_Task instructions_
In the following material, identify every line holding the string "Wetherford" and return it.

========================================================================

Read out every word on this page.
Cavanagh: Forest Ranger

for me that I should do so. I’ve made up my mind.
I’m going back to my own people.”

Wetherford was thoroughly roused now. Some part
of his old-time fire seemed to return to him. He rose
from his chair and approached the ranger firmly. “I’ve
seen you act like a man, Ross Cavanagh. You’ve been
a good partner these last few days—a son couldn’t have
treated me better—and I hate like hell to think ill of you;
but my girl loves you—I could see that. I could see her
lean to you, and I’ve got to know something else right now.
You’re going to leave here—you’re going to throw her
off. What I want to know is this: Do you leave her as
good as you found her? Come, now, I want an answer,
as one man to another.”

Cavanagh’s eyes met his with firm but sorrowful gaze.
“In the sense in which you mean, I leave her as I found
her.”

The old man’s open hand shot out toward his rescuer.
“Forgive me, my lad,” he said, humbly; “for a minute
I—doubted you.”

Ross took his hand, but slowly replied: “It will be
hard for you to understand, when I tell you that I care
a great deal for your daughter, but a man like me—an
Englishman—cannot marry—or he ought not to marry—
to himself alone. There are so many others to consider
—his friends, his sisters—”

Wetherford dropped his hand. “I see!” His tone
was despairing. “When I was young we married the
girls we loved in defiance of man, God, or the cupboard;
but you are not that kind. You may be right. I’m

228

========================================================================

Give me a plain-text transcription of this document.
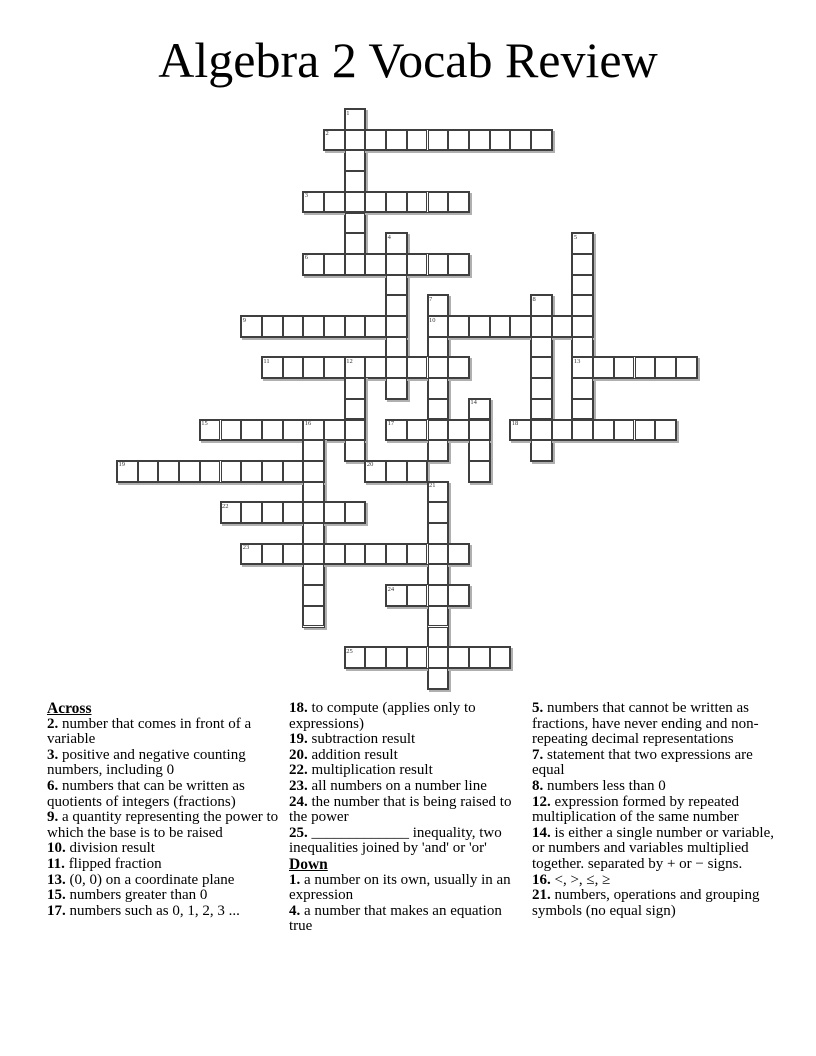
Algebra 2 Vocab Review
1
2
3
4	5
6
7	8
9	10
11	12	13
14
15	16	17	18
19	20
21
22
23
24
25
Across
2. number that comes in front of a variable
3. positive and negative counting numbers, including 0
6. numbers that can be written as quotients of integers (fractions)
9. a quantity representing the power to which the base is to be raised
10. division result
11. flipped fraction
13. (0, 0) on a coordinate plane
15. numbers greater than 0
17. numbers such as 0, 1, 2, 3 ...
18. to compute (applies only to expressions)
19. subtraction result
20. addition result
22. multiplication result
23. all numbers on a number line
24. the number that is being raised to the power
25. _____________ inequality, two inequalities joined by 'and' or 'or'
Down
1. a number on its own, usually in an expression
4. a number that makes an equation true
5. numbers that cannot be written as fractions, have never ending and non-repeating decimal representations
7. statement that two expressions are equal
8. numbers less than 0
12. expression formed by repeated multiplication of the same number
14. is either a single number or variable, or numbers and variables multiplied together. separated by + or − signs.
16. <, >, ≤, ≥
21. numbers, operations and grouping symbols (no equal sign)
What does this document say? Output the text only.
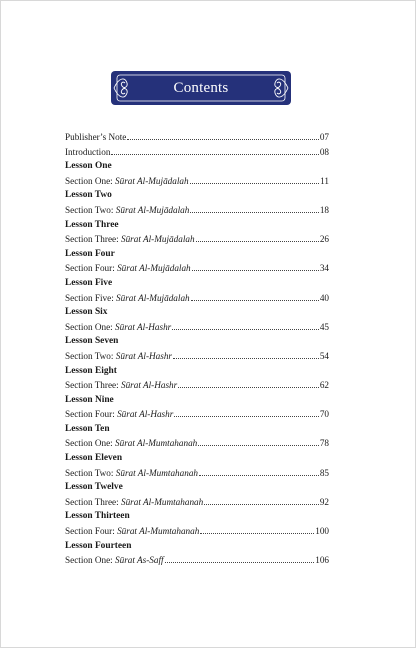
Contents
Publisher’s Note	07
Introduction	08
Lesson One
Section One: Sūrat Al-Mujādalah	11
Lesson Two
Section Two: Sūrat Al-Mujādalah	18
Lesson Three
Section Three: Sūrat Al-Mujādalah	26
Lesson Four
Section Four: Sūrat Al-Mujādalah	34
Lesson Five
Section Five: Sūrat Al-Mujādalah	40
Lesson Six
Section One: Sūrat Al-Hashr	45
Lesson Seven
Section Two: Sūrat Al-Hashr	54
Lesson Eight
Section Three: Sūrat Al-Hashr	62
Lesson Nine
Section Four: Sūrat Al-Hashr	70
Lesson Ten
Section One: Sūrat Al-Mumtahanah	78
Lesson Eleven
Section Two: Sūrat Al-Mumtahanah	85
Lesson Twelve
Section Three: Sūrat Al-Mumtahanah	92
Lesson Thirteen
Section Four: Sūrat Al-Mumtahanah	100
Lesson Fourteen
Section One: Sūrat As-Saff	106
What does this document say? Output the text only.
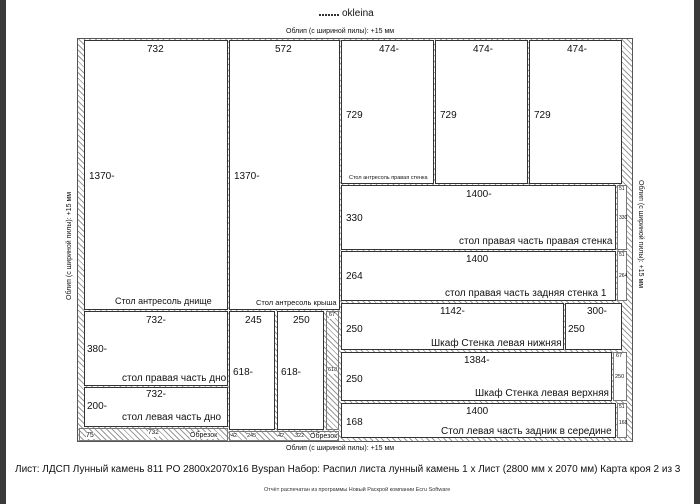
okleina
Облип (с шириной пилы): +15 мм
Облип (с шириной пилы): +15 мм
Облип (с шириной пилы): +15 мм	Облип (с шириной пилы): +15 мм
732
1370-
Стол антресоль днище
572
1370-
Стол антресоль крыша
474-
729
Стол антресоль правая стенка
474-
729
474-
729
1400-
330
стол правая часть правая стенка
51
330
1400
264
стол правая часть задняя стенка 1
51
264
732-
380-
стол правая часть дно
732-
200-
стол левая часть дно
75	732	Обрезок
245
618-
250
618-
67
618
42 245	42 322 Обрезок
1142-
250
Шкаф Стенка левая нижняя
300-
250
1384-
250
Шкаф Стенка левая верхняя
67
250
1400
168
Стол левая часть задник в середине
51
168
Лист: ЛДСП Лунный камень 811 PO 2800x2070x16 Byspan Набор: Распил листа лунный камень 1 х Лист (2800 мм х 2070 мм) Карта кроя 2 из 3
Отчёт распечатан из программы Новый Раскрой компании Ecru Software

========================================================================

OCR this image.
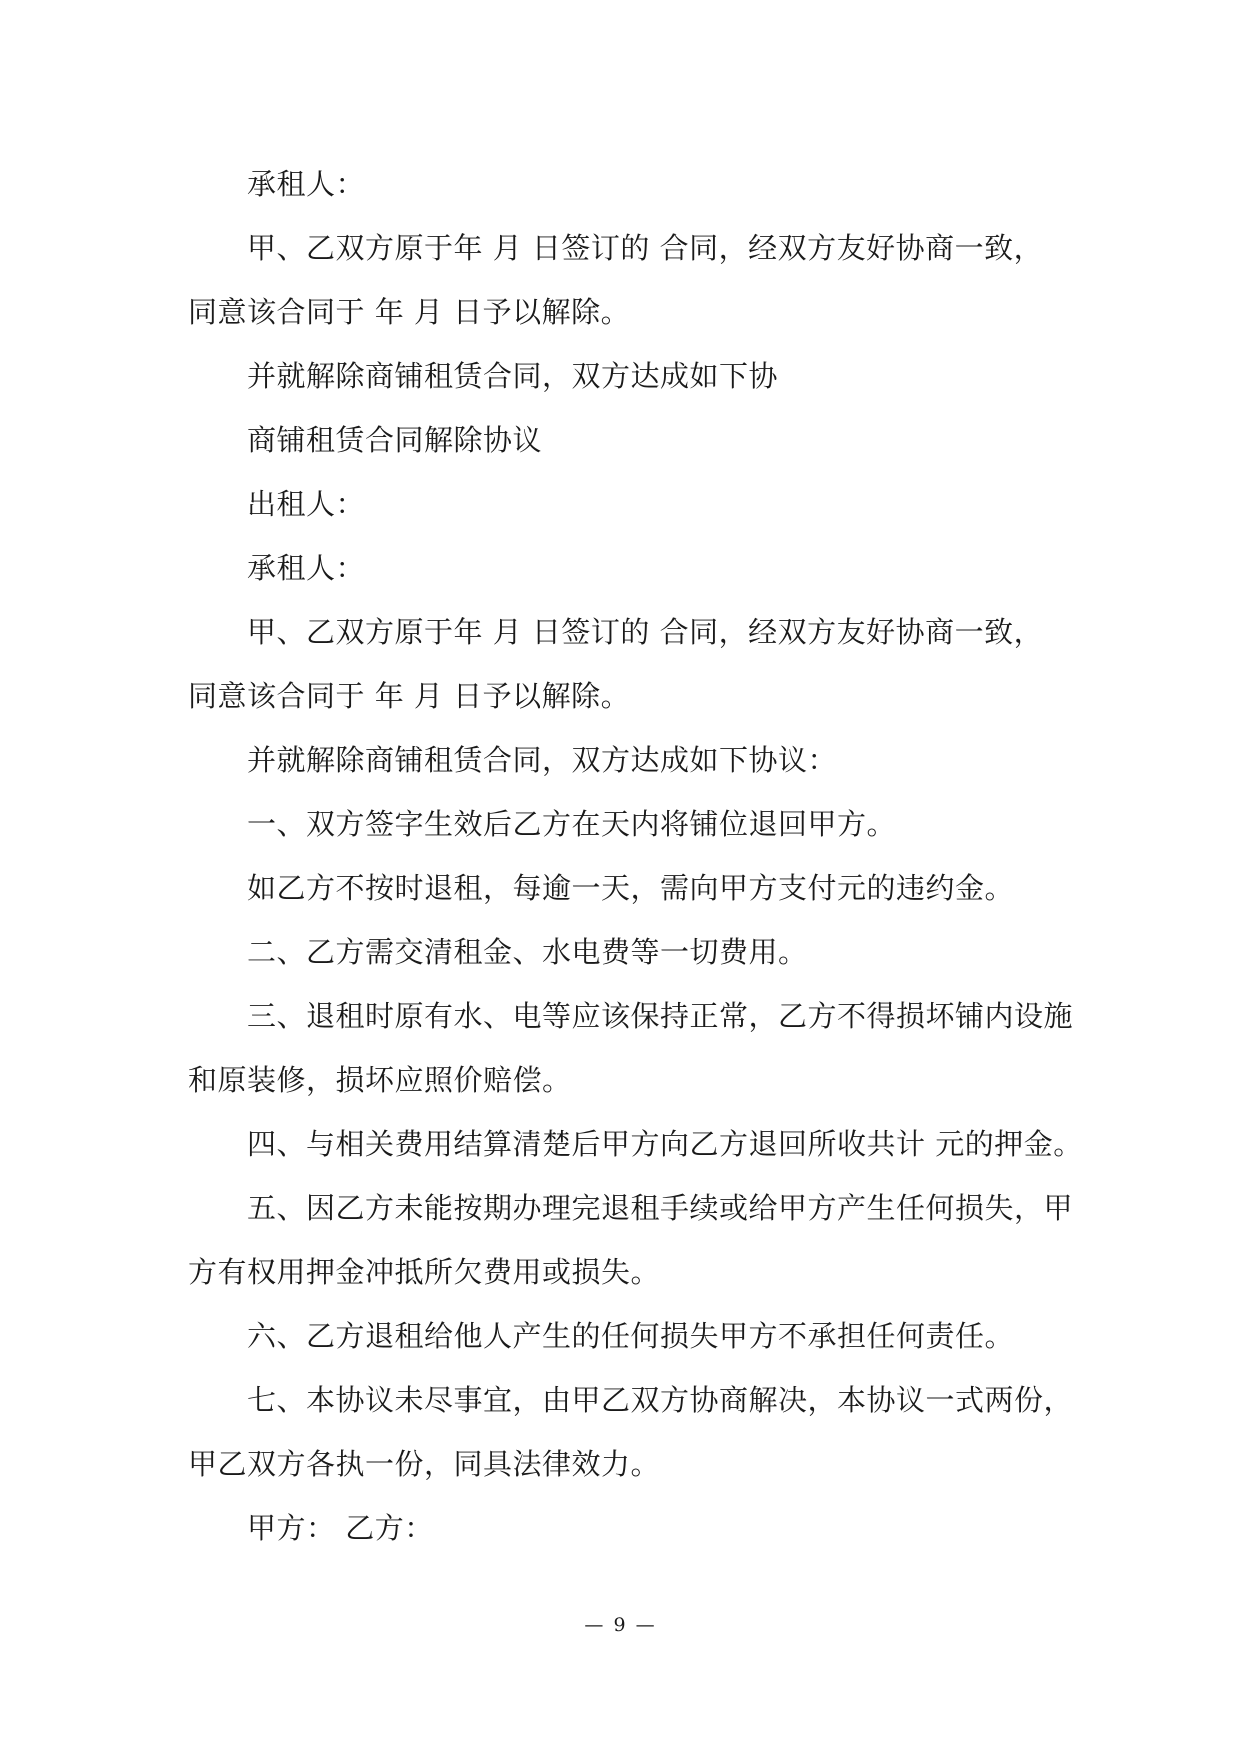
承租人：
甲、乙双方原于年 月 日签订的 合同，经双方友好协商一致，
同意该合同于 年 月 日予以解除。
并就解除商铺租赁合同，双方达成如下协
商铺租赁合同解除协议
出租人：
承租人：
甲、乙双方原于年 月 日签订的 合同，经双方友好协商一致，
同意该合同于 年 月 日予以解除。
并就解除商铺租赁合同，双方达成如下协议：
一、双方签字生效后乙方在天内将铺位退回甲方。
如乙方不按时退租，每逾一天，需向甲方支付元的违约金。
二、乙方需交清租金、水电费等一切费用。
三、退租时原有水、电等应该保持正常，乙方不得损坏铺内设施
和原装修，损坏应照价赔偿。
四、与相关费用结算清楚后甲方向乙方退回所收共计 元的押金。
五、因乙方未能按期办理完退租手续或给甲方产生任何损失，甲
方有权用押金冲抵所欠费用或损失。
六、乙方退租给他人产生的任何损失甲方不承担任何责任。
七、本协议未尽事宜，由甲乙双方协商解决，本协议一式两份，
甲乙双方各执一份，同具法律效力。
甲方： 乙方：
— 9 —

========================================================================

_Solution for this exercise_
Wetherford was thoroughly roused now. Some part
Wetherford dropped his hand. “I see!” His tone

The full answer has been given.